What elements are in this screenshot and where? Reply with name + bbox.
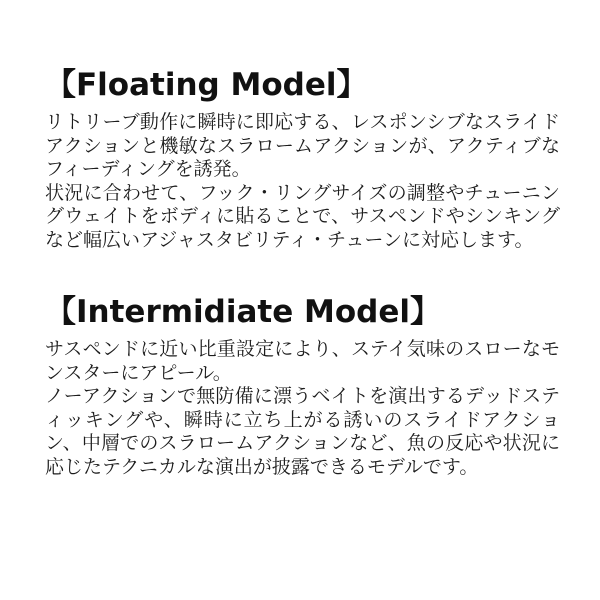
floating-model-paragraph-2: 状況に合わせて、フック・リングサイズの調整やチューニングウェイトをボディに貼ることで、サスペンドやシンキングなど幅広いアジャスタビリティ・チューンに対応します。 [45,181,560,251]
section-floating-model [45,66,560,252]
intermidiate-model-paragraph-1: サスペンドに近い比重設定により、ステイ気味のスローなモンスターにアピール。 [45,338,560,384]
section-intermidiate-model [45,293,560,479]
intermidiate-model-paragraph-2: ノーアクションで無防備に漂うベイトを演出するデッドスティッキングや、瞬時に立ち上がる誘いのスライドアクション、中層でのスラロームアクションなど、魚の反応や状況に応じたテクニカルな演出が披露できるモデルです。 [45,385,560,478]
floating-model-heading: 【Floating Model】 [45,67,368,103]
intermidiate-model-heading: 【Intermidiate Model】 [45,294,442,330]
floating-model-paragraph-1: リトリーブ動作に瞬時に即応する、レスポンシブなスライドアクションと機敏なスラロームアクションが、アクティブなフィーディングを誘発。 [45,111,560,180]
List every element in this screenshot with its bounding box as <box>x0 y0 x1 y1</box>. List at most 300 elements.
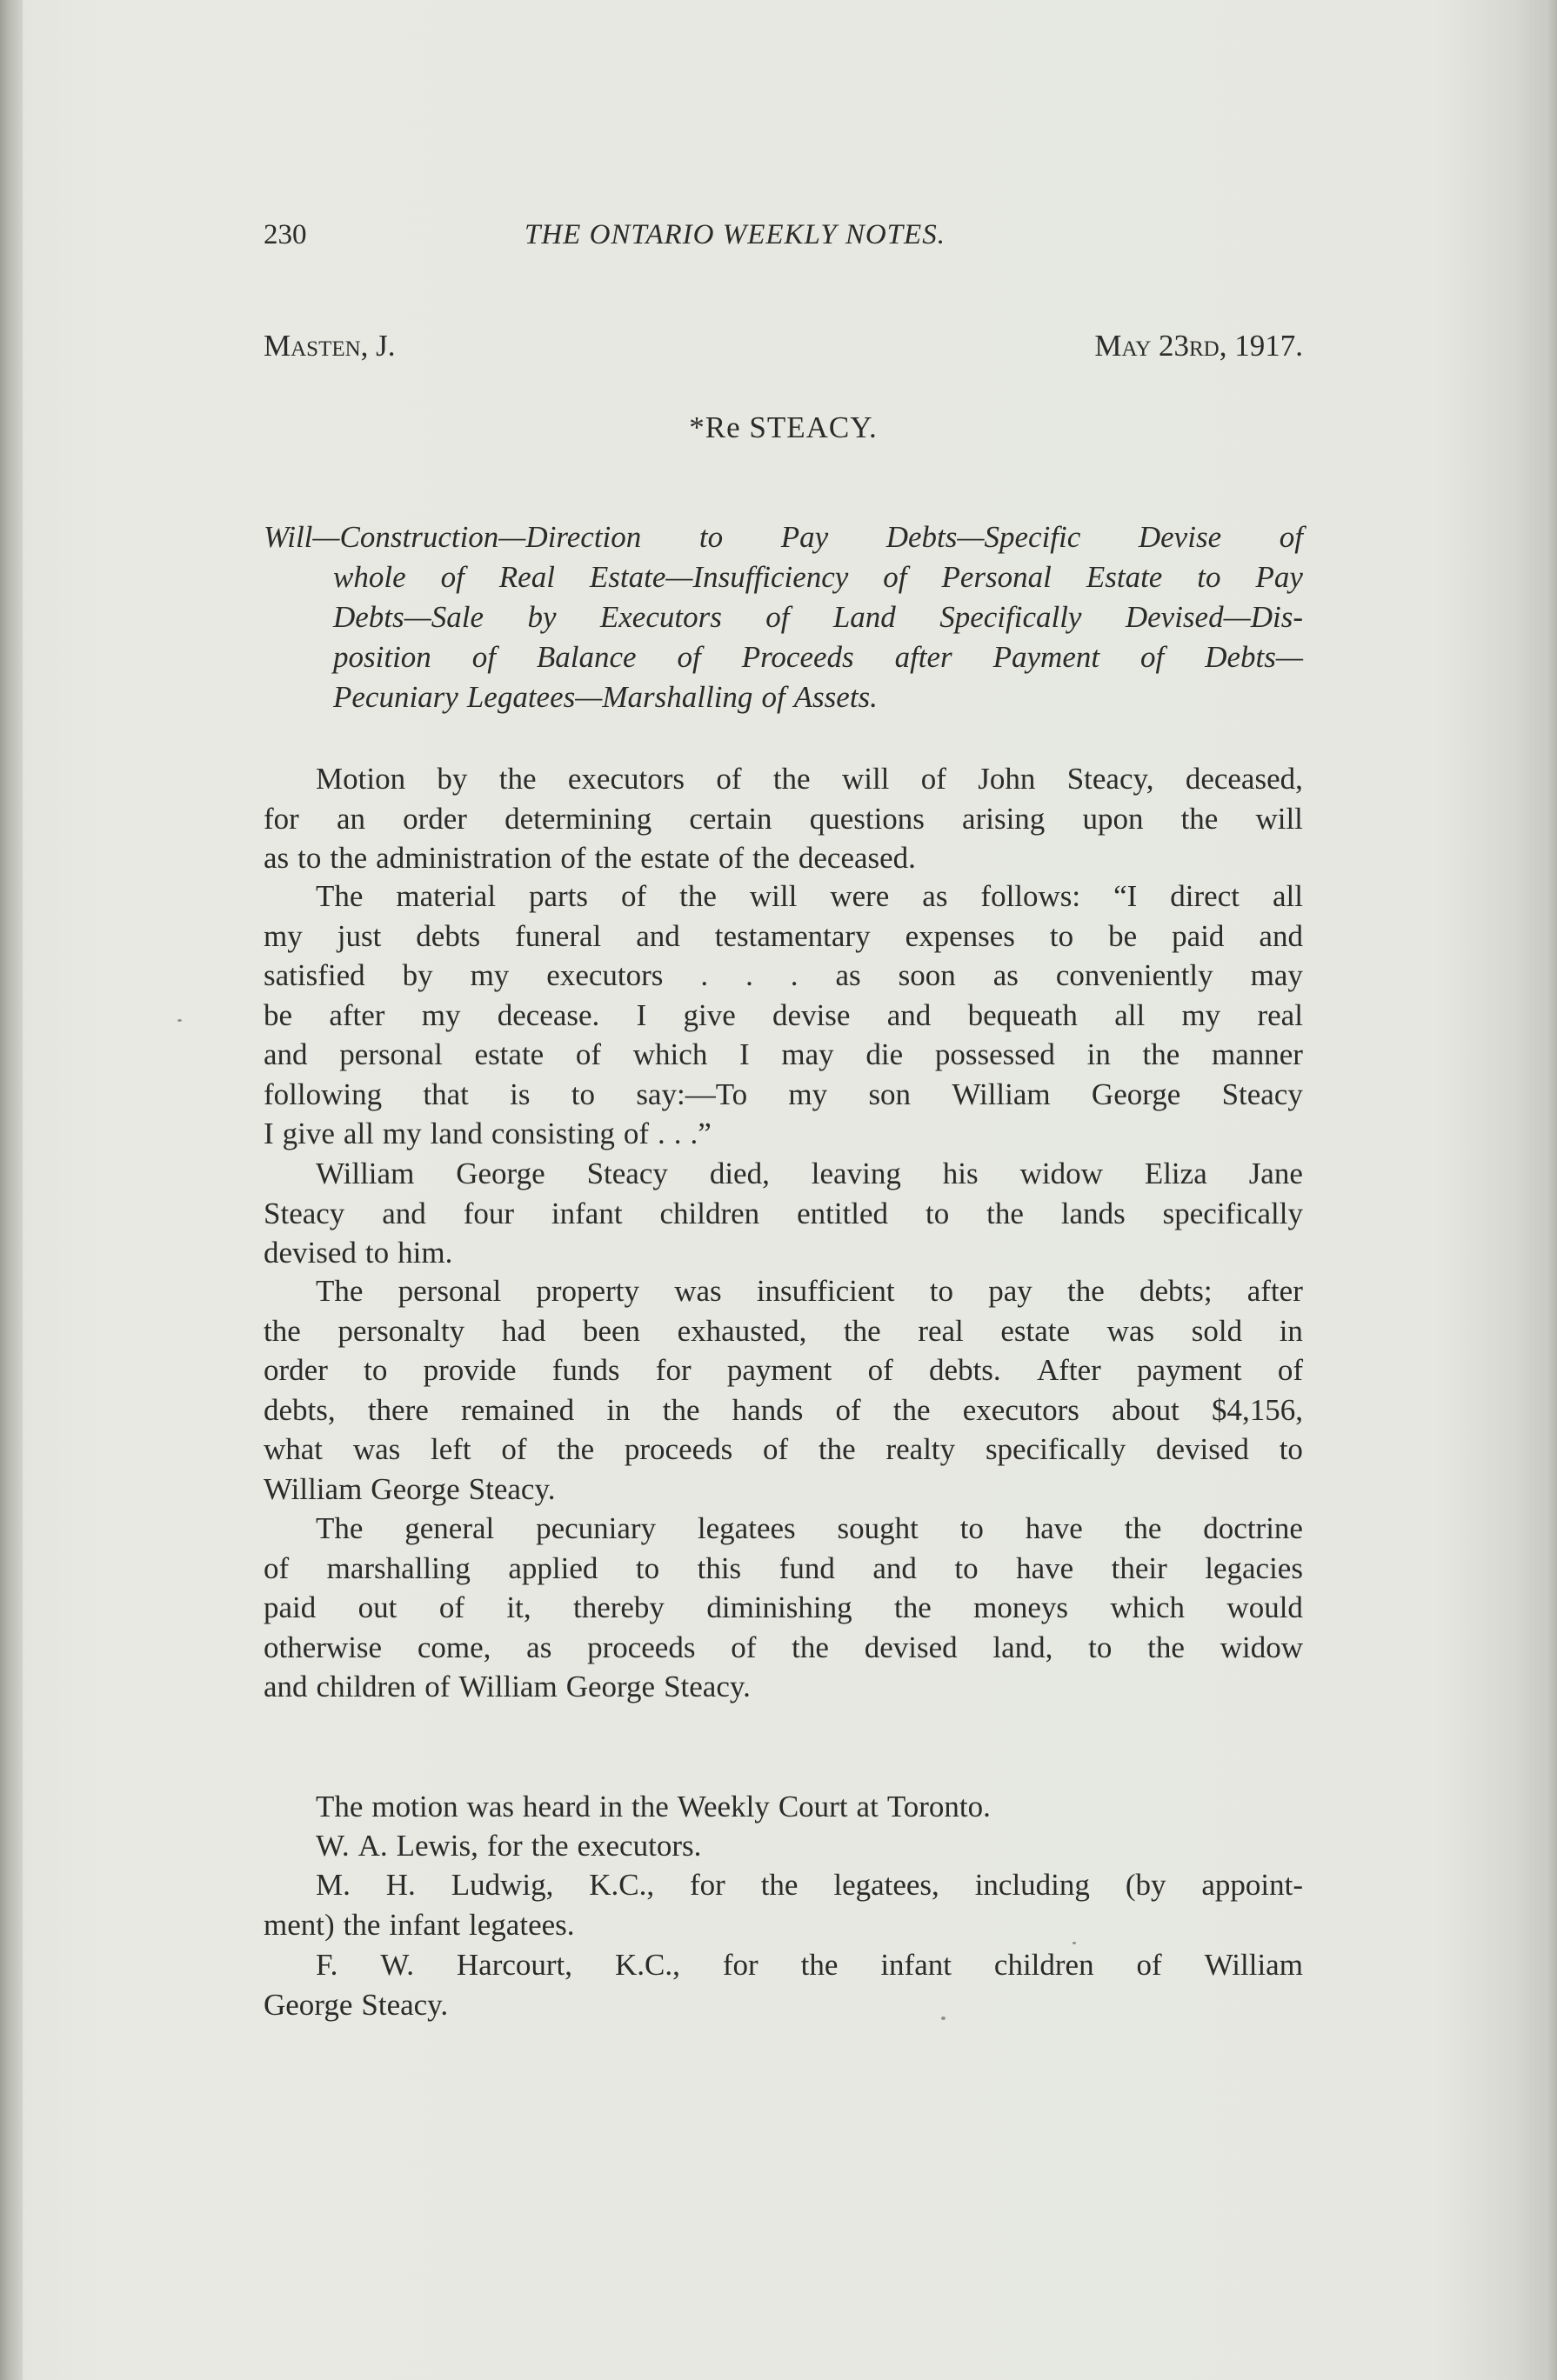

########

» **WORK TO BE COMPLETED**:
Could you write out all of the data above word for word, leaving out the pictures?

» **THE ANSWER**:
What elements are in this screenshot and where? Reply with name + bbox.
floating-model-paragraph-2: 状況に合わせて、フック・リングサイズの調整やチューニングウェイトをボディに貼ることで、サスペンドやシンキングなど幅広いアジャスタビリティ・チューンに対応します。 [45,181,560,251]
section-floating-model [45,66,560,252]
intermidiate-model-paragraph-1: サスペンドに近い比重設定により、ステイ気味のスローなモンスターにアピール。 [45,338,560,384]
section-intermidiate-model [45,293,560,479]
intermidiate-model-paragraph-2: ノーアクションで無防備に漂うベイトを演出するデッドスティッキングや、瞬時に立ち上がる誘いのスライドアクション、中層でのスラロームアクションなど、魚の反応や状況に応じたテクニカルな演出が披露できるモデルです。 [45,385,560,478]
floating-model-heading: 【Floating Model】 [45,67,368,103]
intermidiate-model-heading: 【Intermidiate Model】 [45,294,442,330]
floating-model-paragraph-1: リトリーブ動作に瞬時に即応する、レスポンシブなスライドアクションと機敏なスラロームアクションが、アクティブなフィーディングを誘発。 [45,111,560,180]
List every element in this screenshot with its bounding box as <box>x0 y0 x1 y1</box>. List at most 300 elements.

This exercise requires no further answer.